[Collected data entries]
▼▼▼

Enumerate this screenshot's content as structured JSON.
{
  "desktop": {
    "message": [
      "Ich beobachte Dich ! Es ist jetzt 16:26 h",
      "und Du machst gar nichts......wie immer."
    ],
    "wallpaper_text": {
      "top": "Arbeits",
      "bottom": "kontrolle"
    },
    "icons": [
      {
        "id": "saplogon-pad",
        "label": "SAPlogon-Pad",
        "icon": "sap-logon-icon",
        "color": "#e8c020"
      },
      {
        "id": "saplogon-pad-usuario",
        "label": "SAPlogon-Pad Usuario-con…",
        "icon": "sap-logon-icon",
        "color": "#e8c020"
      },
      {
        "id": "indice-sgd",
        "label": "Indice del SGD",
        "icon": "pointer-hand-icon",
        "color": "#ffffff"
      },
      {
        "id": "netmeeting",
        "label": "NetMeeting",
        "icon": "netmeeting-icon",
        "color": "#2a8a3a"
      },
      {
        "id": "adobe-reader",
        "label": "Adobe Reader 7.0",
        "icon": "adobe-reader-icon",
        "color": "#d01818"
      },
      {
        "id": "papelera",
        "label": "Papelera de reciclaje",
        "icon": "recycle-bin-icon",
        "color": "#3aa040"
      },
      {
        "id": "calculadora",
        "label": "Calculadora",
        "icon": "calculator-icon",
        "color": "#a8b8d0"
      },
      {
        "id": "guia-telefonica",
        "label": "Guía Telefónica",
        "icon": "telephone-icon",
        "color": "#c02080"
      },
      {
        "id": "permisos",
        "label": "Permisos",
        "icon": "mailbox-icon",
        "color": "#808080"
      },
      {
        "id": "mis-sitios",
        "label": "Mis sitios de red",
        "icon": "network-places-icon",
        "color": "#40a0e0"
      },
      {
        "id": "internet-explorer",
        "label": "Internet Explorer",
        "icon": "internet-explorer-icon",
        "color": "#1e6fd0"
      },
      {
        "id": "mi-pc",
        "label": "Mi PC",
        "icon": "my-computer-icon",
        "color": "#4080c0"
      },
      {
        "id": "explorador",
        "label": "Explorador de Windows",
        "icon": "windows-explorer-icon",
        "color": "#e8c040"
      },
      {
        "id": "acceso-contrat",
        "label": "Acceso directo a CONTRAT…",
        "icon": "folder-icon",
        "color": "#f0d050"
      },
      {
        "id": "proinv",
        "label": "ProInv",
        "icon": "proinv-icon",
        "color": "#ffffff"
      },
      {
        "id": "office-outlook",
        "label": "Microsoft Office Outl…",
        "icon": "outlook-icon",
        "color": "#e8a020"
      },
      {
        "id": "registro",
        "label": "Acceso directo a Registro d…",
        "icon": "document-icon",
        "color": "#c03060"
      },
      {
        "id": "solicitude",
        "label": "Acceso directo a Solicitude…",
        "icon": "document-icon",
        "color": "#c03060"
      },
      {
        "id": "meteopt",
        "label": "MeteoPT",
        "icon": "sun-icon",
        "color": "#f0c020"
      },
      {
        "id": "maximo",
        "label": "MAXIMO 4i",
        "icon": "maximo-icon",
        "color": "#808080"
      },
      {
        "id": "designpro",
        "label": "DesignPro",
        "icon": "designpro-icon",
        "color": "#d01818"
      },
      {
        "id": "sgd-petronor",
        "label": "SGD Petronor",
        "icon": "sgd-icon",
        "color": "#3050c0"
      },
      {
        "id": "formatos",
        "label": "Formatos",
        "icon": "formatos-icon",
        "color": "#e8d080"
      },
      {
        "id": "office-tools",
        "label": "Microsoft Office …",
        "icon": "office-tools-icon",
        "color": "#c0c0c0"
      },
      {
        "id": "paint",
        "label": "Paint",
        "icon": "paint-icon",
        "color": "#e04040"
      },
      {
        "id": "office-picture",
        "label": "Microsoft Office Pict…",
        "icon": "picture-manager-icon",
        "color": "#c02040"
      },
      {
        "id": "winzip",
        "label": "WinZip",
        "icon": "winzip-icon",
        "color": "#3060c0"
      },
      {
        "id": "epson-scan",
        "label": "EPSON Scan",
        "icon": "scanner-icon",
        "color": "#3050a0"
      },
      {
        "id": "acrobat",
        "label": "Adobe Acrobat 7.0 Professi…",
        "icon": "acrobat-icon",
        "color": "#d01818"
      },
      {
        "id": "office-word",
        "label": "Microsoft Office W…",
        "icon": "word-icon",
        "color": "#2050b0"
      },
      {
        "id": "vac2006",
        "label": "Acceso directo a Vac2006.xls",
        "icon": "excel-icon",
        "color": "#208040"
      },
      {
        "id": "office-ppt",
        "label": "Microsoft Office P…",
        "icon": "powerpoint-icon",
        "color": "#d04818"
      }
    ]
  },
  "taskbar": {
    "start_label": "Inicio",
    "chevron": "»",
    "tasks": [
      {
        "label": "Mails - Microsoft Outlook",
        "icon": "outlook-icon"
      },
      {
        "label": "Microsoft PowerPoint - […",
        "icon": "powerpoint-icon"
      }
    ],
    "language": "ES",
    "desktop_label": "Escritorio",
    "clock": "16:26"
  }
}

▲▲▲

**The exercise:**
From the entries above, pull out each line that includes "tools".

**Reply:**
        "id": "office-tools",
        "icon": "office-tools-icon",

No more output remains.